== Given information

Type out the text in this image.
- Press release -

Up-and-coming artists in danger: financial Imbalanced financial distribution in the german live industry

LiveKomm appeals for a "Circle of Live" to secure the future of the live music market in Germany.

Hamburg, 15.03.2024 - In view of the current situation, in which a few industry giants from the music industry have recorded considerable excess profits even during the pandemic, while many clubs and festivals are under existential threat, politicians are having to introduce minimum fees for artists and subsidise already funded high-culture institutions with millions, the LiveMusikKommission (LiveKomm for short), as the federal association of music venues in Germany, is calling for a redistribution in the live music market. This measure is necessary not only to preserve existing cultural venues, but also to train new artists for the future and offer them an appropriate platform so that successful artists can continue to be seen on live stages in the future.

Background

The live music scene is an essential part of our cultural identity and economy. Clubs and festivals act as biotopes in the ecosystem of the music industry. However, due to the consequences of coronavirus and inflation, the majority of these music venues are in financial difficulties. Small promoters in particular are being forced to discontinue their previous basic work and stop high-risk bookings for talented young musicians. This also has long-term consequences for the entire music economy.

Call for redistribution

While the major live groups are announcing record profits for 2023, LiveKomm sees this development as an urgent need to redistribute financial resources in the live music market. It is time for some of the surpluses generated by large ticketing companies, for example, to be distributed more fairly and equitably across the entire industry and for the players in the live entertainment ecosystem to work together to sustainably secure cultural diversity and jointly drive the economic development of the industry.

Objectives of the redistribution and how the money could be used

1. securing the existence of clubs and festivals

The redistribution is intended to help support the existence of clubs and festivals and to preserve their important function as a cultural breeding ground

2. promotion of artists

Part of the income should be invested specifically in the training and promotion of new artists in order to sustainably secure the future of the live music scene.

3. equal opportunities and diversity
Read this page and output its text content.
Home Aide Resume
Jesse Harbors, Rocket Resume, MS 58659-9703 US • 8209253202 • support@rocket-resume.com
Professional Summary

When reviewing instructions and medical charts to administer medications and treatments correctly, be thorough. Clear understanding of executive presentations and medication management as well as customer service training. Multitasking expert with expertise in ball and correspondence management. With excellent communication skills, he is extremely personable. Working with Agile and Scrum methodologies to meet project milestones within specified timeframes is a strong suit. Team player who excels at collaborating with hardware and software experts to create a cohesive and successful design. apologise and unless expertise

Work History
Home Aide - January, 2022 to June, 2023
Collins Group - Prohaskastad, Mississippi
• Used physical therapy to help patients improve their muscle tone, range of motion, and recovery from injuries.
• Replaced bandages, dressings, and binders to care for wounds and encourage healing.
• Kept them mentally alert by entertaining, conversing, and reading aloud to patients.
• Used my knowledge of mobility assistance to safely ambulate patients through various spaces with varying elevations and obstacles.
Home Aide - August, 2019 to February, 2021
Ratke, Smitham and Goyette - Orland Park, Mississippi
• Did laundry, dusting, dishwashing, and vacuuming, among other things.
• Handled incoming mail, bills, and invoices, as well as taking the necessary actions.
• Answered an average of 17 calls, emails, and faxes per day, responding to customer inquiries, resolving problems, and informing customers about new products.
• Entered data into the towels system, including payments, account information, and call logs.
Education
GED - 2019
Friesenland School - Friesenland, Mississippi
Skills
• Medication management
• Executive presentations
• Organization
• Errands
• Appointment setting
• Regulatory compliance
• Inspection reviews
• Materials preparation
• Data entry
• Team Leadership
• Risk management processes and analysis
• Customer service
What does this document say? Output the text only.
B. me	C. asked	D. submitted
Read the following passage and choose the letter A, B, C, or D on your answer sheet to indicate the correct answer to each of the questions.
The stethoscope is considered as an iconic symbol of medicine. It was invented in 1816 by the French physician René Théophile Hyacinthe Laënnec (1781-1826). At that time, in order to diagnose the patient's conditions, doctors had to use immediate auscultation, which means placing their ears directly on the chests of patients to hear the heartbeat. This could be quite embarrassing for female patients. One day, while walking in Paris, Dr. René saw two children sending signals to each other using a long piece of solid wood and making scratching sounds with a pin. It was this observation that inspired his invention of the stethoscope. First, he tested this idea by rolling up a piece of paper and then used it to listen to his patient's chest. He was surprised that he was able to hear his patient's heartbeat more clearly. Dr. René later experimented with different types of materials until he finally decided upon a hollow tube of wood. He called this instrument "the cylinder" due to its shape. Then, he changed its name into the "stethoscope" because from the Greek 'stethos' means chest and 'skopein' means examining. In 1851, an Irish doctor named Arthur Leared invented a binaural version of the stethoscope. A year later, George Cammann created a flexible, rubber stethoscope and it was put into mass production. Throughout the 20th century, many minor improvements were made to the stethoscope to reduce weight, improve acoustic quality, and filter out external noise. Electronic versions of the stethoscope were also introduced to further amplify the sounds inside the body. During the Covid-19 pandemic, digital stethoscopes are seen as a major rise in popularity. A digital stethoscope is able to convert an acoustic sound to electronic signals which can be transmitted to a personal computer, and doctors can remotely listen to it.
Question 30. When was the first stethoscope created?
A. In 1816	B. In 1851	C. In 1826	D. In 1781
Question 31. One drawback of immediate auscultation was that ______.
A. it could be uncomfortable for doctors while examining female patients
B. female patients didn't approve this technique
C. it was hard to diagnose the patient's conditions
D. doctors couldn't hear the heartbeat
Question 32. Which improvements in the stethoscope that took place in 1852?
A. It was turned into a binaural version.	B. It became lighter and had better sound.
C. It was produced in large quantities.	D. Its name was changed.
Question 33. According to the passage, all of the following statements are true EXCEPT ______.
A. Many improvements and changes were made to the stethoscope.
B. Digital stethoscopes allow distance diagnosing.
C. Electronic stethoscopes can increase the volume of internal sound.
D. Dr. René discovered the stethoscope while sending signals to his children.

====

§ Task description
What lines above contain the string "Home"? Copy all of them.

§ Result for this exercise
Home Aide Resume
Home Aide - January, 2022 to June, 2023
Home Aide - August, 2019 to February, 2021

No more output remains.